Your task: Give every line of the data again, unchanged, but with no pictures.
§
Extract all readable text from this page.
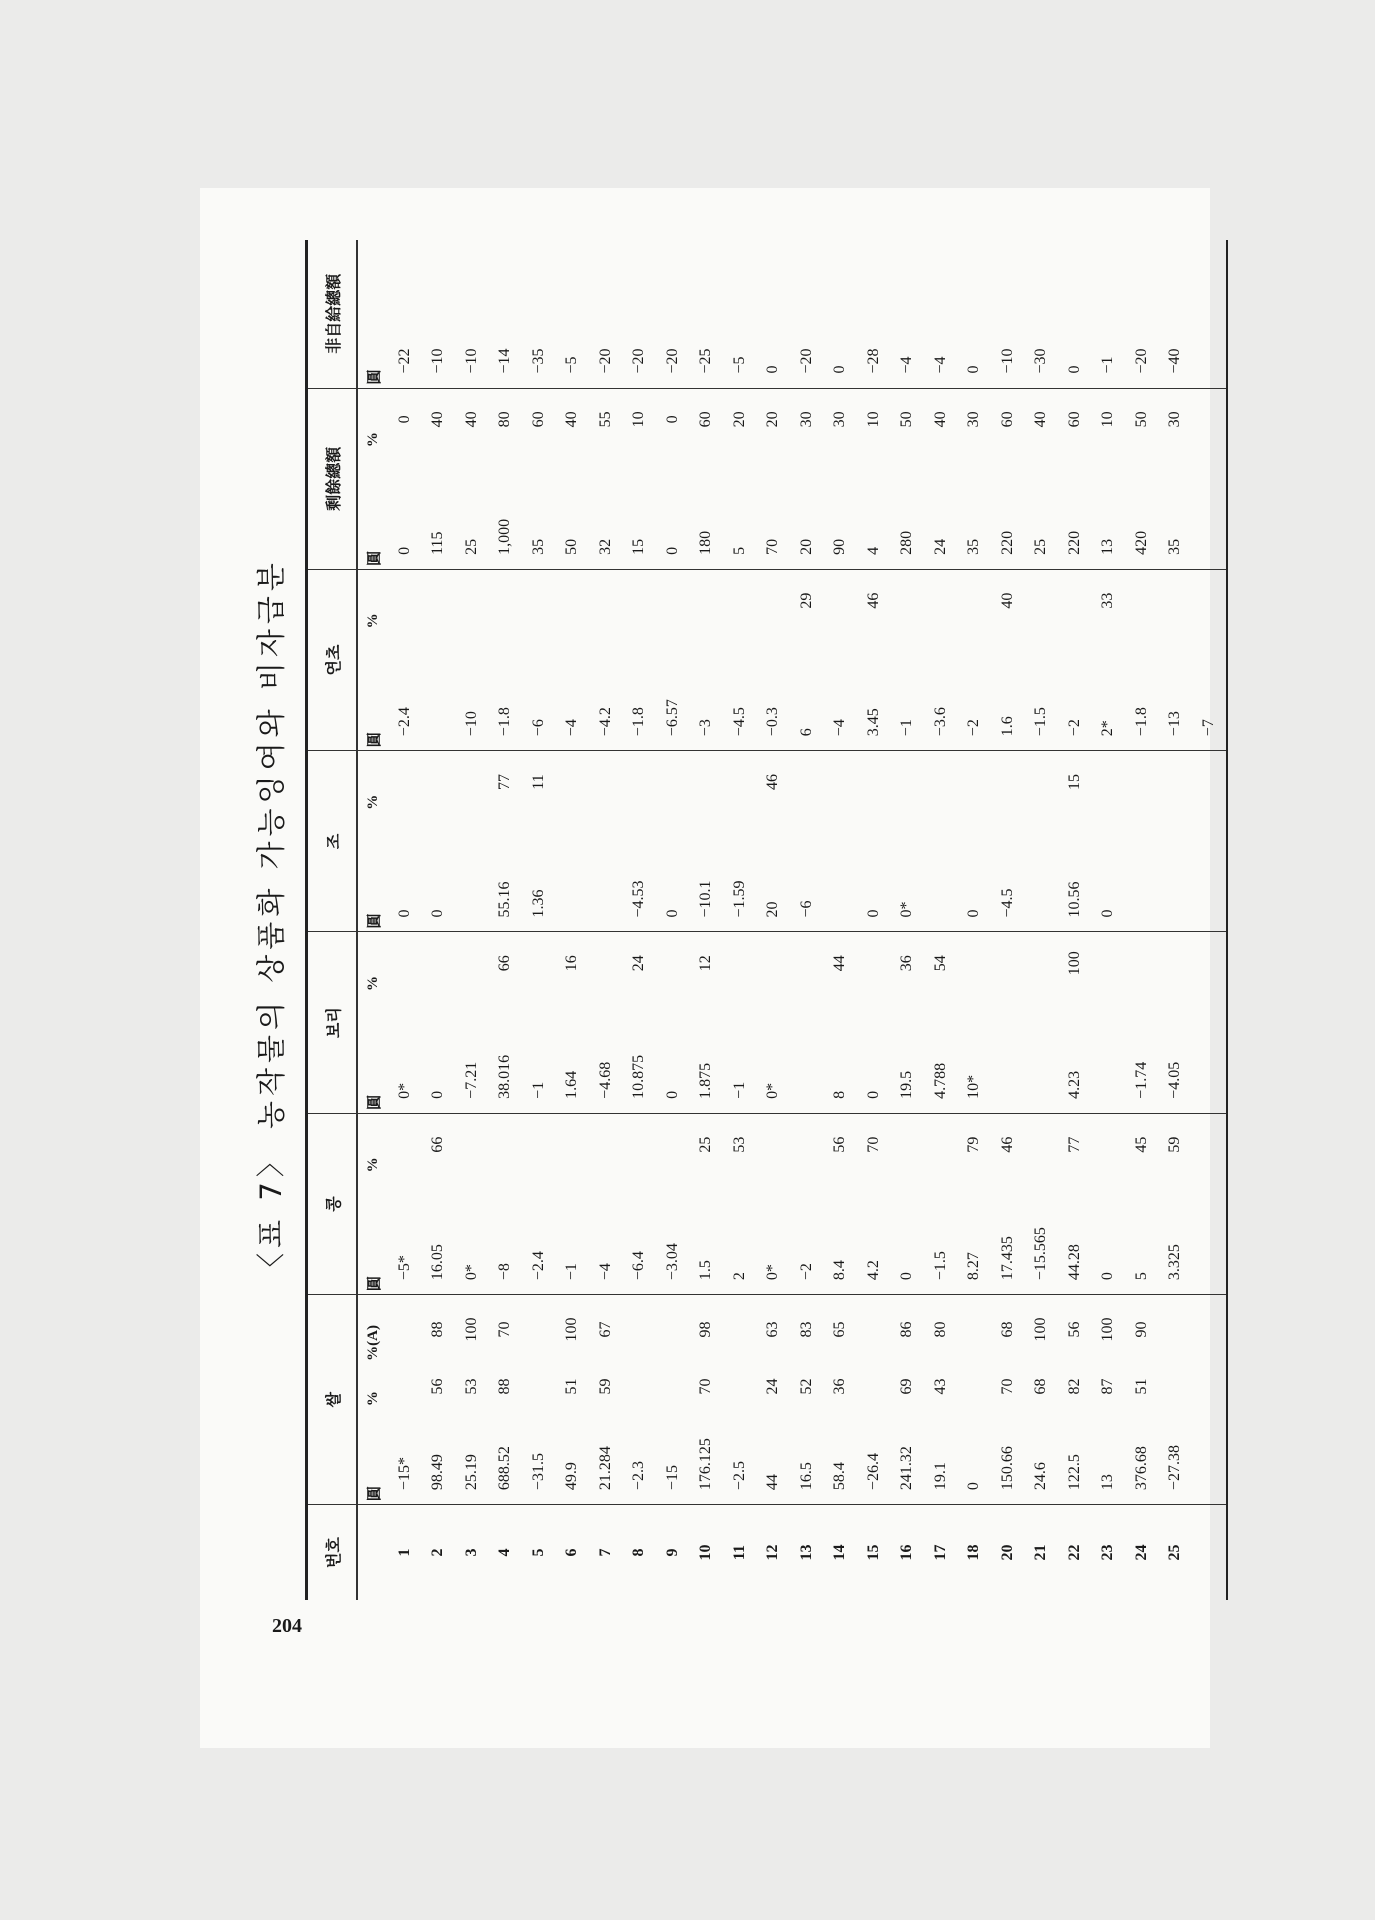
204
〈표 7〉 농작물의 상품화 가능잉여와 비자급분
번호	쌀			콩		보리		조		연초		剩餘總額		非自給總額
	圓	%	%(A)	圓	%	圓	%	圓	%	圓	%	圓	%	圓
1	−15*			−5*		0*		0		−2.4		0	0	−22
2	98.49	56	88	16.05	66	0		0				115	40	−10
3	25.19	53	100	0*		−7.21				−10		25	40	−10
4	688.52	88	70	−8		38.016	66	55.16	77	−1.8		1,000	80	−14
5	−31.5			−2.4		−1		1.36	11	−6		35	60	−35
6	49.9	51	100	−1		1.64	16			−4		50	40	−5
7	21.284	59	67	−4		−4.68				−4.2		32	55	−20
8	−2.3			−6.4		10.875	24	−4.53		−1.8		15	10	−20
9	−15			−3.04		0		0		−6.57		0	0	−20
10	176.125	70	98	1.5	25	1.875	12	−10.1		−3		180	60	−25
11	−2.5			2	53	−1		−1.59		−4.5		5	20	−5
12	44	24	63	0*		0*		20	46	−0.3		70	20	0
13	16.5	52	83	−2				−6		6	29	20	30	−20
14	58.4	36	65	8.4	56	8	44			−4		90	30	0
15	−26.4			4.2	70	0		0		3.45	46	4	10	−28
16	241.32	69	86	0		19.5	36	0*		−1		280	50	−4
17	19.1	43	80	−1.5		4.788	54			−3.6		24	40	−4
18	0			8.27	79	10*		0		−2		35	30	0
20	150.66	70	68	17.435	46			−4.5		1.6	40	220	60	−10
21	24.6	68	100	−15.565						−1.5		25	40	−30
22	122.5	82	56	44.28	77	4.23	100	10.56	15	−2		220	60	0
23	13	87	100	0				0		2*	33	13	10	−1
24	376.68	51	90	5	45	−1.74				−1.8		420	50	−20
25	−27.38			3.325	59	−4.05				−13		35	30	−40
										−7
§
Response:
Extract all readable text from this page.
204
〈표 7〉 농작물의 상품화 가능잉여와 비자급분
번호	쌀			콩		보리		조		연초		剩餘總額		非自給總額
	圓	%	%(A)	圓	%	圓	%	圓	%	圓	%	圓	%	圓
1	−15*			−5*		0*		0		−2.4		0	0	−22
2	98.49	56	88	16.05	66	0		0				115	40	−10
3	25.19	53	100	0*		−7.21				−10		25	40	−10
4	688.52	88	70	−8		38.016	66	55.16	77	−1.8		1,000	80	−14
5	−31.5			−2.4		−1		1.36	11	−6		35	60	−35
6	49.9	51	100	−1		1.64	16			−4		50	40	−5
7	21.284	59	67	−4		−4.68				−4.2		32	55	−20
8	−2.3			−6.4		10.875	24	−4.53		−1.8		15	10	−20
9	−15			−3.04		0		0		−6.57		0	0	−20
10	176.125	70	98	1.5	25	1.875	12	−10.1		−3		180	60	−25
11	−2.5			2	53	−1		−1.59		−4.5		5	20	−5
12	44	24	63	0*		0*		20	46	−0.3		70	20	0
13	16.5	52	83	−2				−6		6	29	20	30	−20
14	58.4	36	65	8.4	56	8	44			−4		90	30	0
15	−26.4			4.2	70	0		0		3.45	46	4	10	−28
16	241.32	69	86	0		19.5	36	0*		−1		280	50	−4
17	19.1	43	80	−1.5		4.788	54			−3.6		24	40	−4
18	0			8.27	79	10*		0		−2		35	30	0
20	150.66	70	68	17.435	46			−4.5		1.6	40	220	60	−10
21	24.6	68	100	−15.565						−1.5		25	40	−30
22	122.5	82	56	44.28	77	4.23	100	10.56	15	−2		220	60	0
23	13	87	100	0				0		2*	33	13	10	−1
24	376.68	51	90	5	45	−1.74				−1.8		420	50	−20
25	−27.38			3.325	59	−4.05				−13		35	30	−40
										−7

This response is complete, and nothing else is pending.